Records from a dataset
>>>>
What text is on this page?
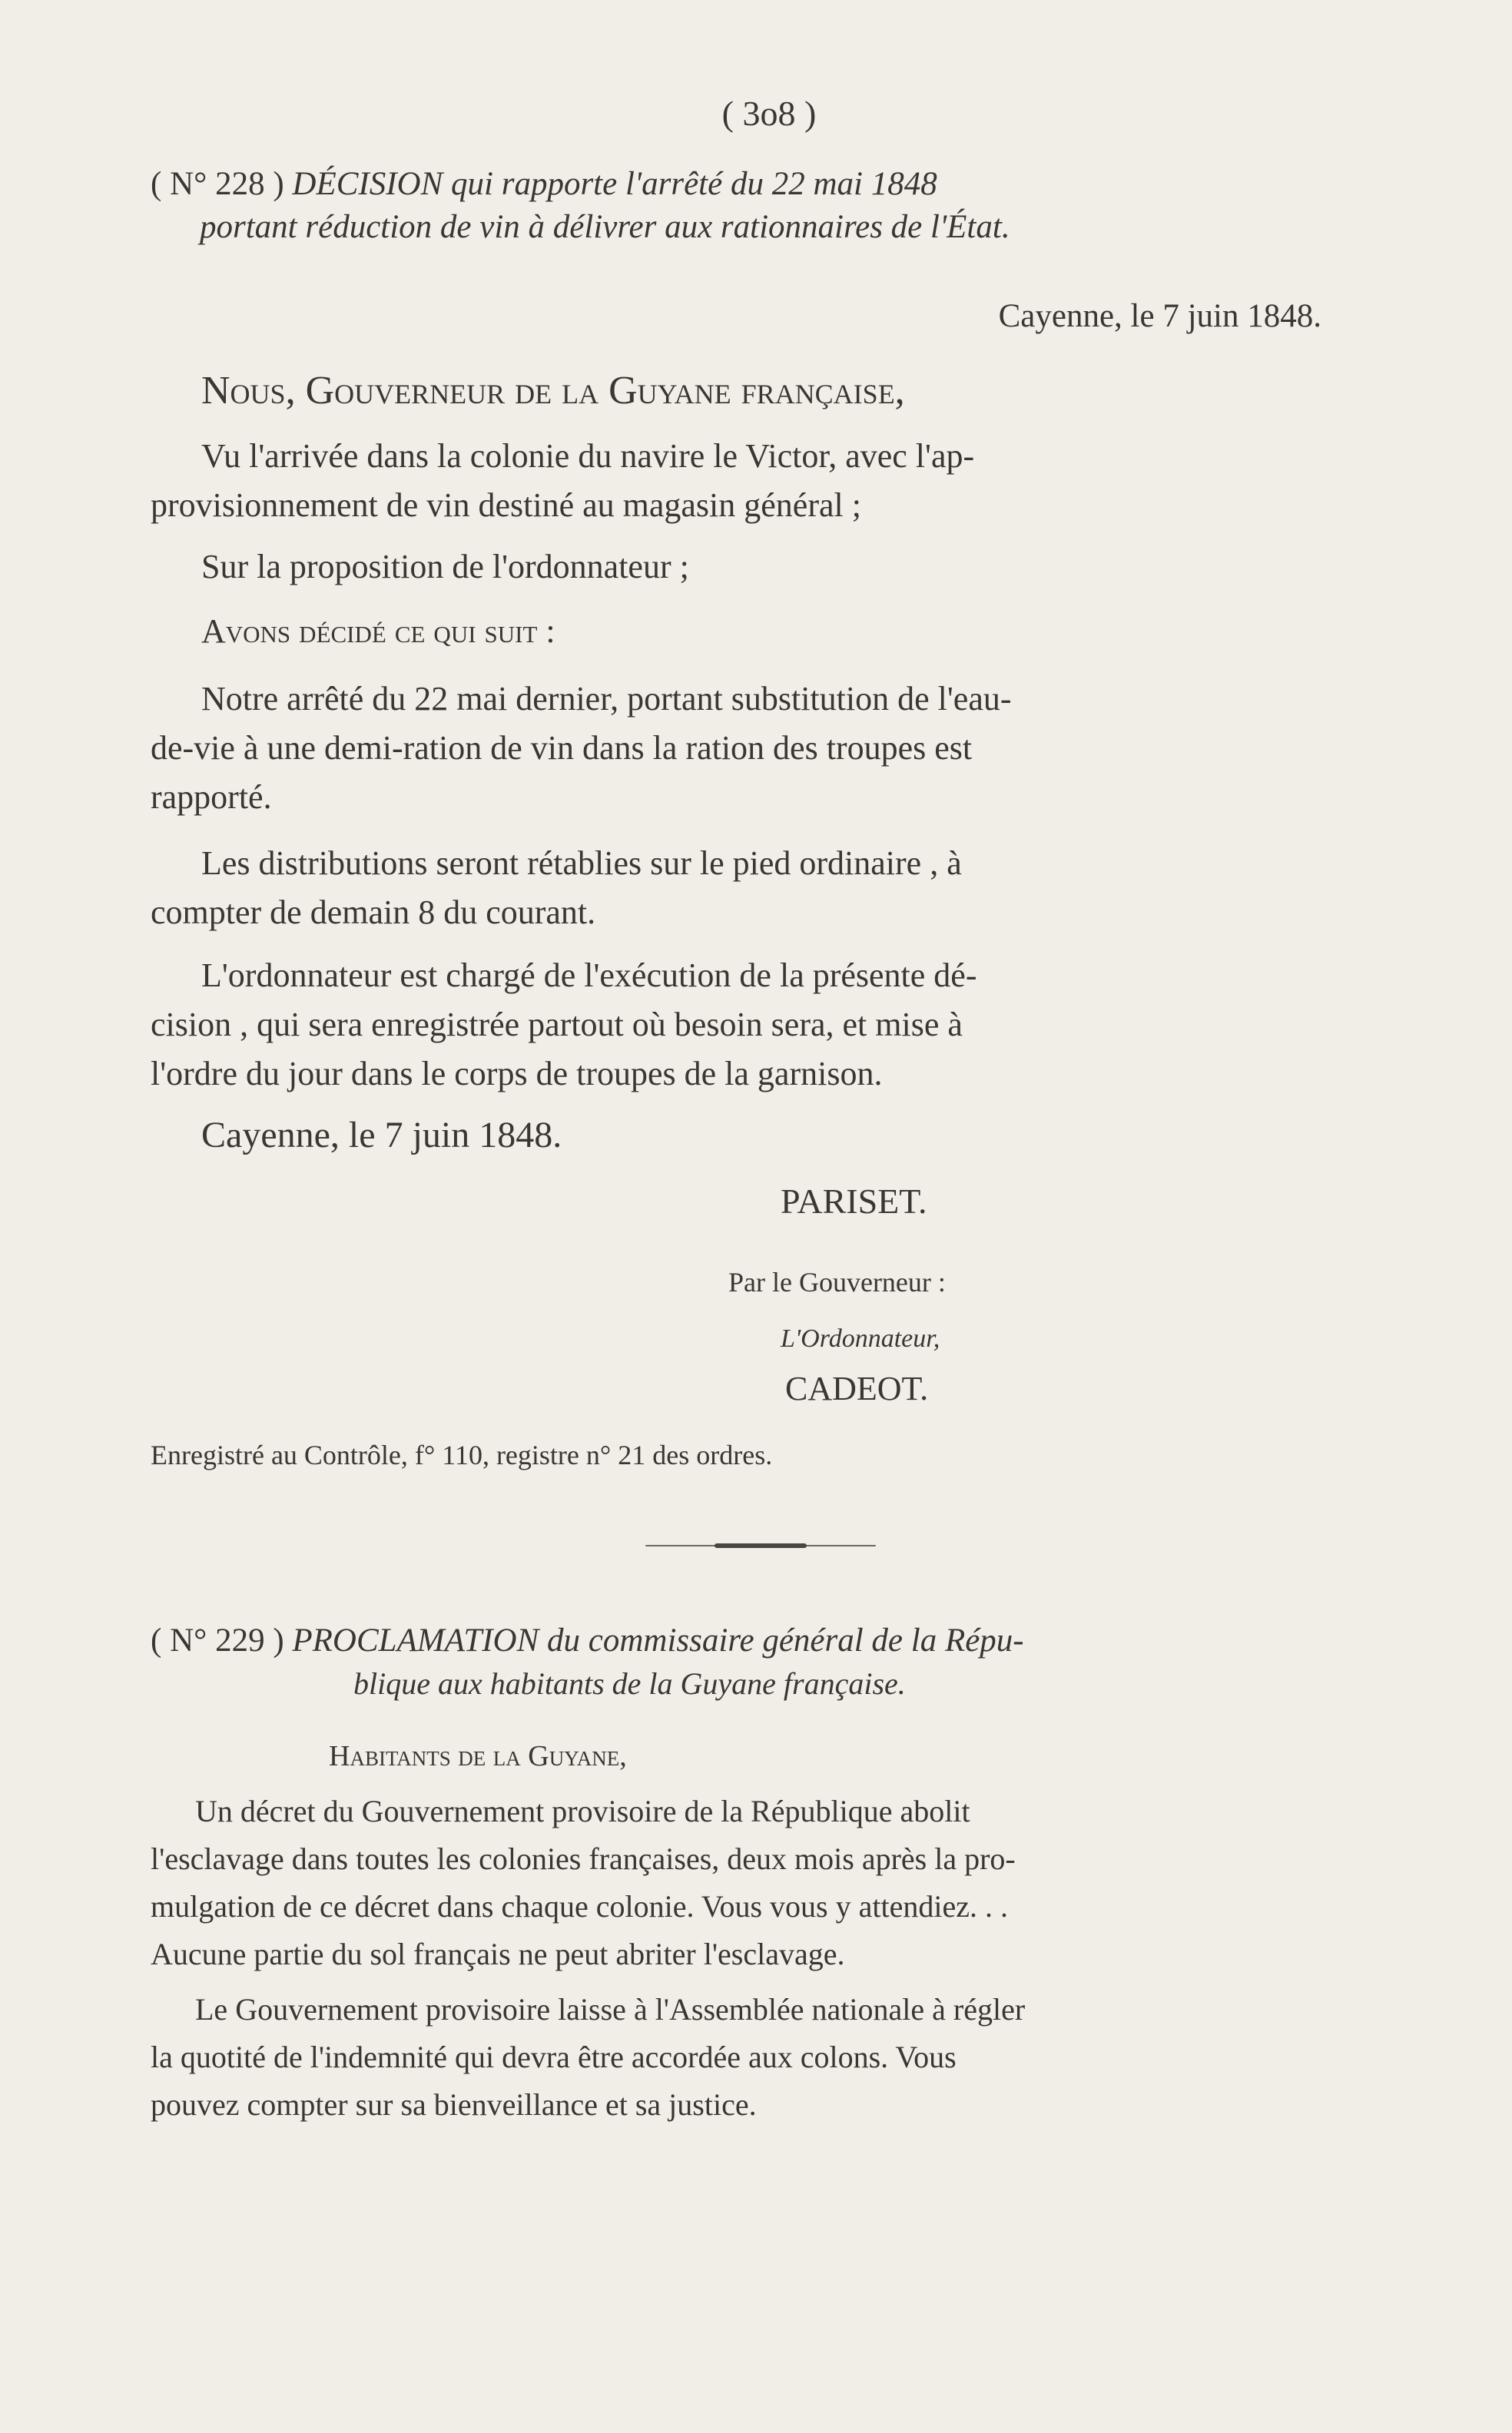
( 3o8 )

( N° 228 ) DÉCISION qui rapporte l'arrêté du 22 mai 1848

portant réduction de vin à délivrer aux rationnaires de l'État.

Cayenne, le 7 juin 1848.

Nous, Gouverneur de la Guyane française,

Vu l'arrivée dans la colonie du navire le Victor, avec l'ap-

provisionnement de vin destiné au magasin général ;

Sur la proposition de l'ordonnateur ;

Avons décidé ce qui suit :

Notre arrêté du 22 mai dernier, portant substitution de l'eau-

de-vie à une demi-ration de vin dans la ration des troupes est

rapporté.

Les distributions seront rétablies sur le pied ordinaire , à

compter de demain 8 du courant.

L'ordonnateur est chargé de l'exécution de la présente dé-

cision , qui sera enregistrée partout où besoin sera, et mise à

l'ordre du jour dans le corps de troupes de la garnison.

Cayenne, le 7 juin 1848.

PARISET.

Par le Gouverneur :

L'Ordonnateur,

CADEOT.

Enregistré au Contrôle, f° 110, registre n° 21 des ordres.

( N° 229 ) PROCLAMATION du commissaire général de la Répu-

blique aux habitants de la Guyane française.

Habitants de la Guyane,

Un décret du Gouvernement provisoire de la République abolit

l'esclavage dans toutes les colonies françaises, deux mois après la pro-

mulgation de ce décret dans chaque colonie. Vous vous y attendiez. . .

Aucune partie du sol français ne peut abriter l'esclavage.

Le Gouvernement provisoire laisse à l'Assemblée nationale à régler

la quotité de l'indemnité qui devra être accordée aux colons. Vous

pouvez compter sur sa bienveillance et sa justice.
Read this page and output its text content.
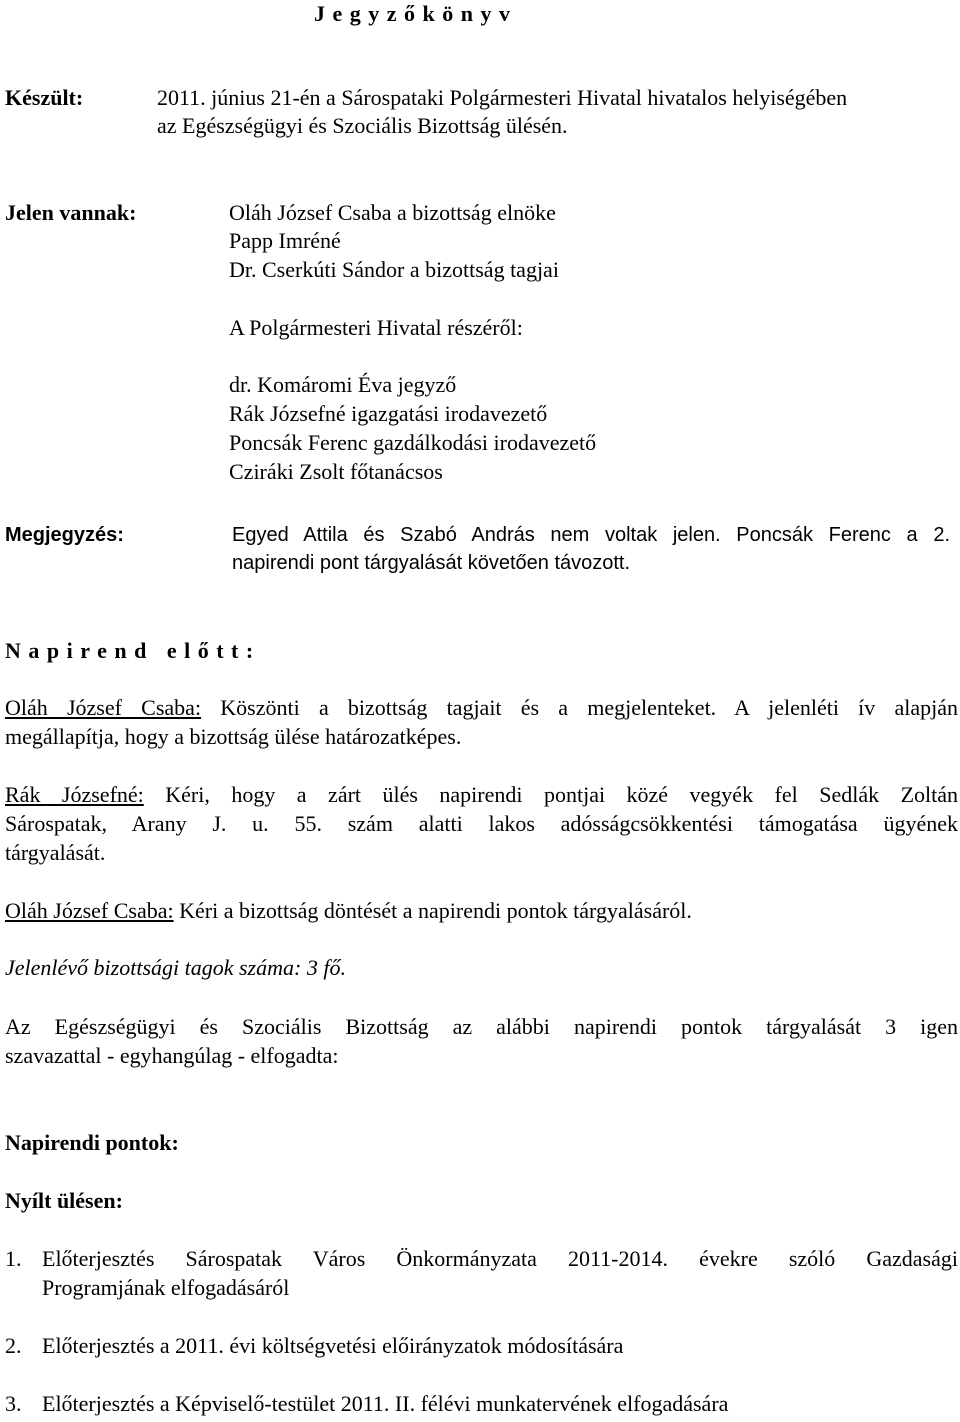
J e g y z ő k ö n y v
Készült:	2011. június 21-én a Sárospataki Polgármesteri Hivatal hivatalos helyiségében
az Egészségügyi és Szociális Bizottság ülésén.
Jelen vannak:	Oláh József Csaba a bizottság elnöke
Papp Imréné
Dr. Cserkúti Sándor a bizottság tagjai
A Polgármesteri Hivatal részéről:
dr. Komáromi Éva jegyző
Rák Józsefné igazgatási irodavezető
Poncsák Ferenc gazdálkodási irodavezető
Cziráki Zsolt főtanácsos
Megjegyzés:	Egyed Attila és Szabó András nem voltak jelen. Poncsák Ferenc a 2.
napirendi pont tárgyalását követően távozott.
N a p i r e n d   e l ő t t :
Oláh József Csaba: Köszönti a bizottság tagjait és a megjelenteket. A jelenléti ív alapján
megállapítja, hogy a bizottság ülése határozatképes.
Rák Józsefné: Kéri, hogy a zárt ülés napirendi pontjai közé vegyék fel Sedlák Zoltán
Sárospatak, Arany J. u. 55. szám alatti lakos adósságcsökkentési támogatása ügyének
tárgyalását.
Oláh József Csaba: Kéri a bizottság döntését a napirendi pontok tárgyalásáról.
Jelenlévő bizottsági tagok száma: 3 fő.
Az Egészségügyi és Szociális Bizottság az alábbi napirendi pontok tárgyalását 3 igen
szavazattal - egyhangúlag - elfogadta:
Napirendi pontok:
Nyílt ülésen:
1. Előterjesztés Sárospatak Város Önkormányzata 2011-2014. évekre szóló Gazdasági
Programjának elfogadásáról
2. Előterjesztés a 2011. évi költségvetési előirányzatok módosítására
3. Előterjesztés a Képviselő-testület 2011. II. félévi munkatervének elfogadására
<<<<
### [Directions]
Filter the records for lines holding the string "Szociális". Copy each one.

### [Solution below]
az Egészségügyi és Szociális Bizottság ülésén.
Az Egészségügyi és Szociális Bizottság az alábbi napirendi pontok tárgyalását 3 igen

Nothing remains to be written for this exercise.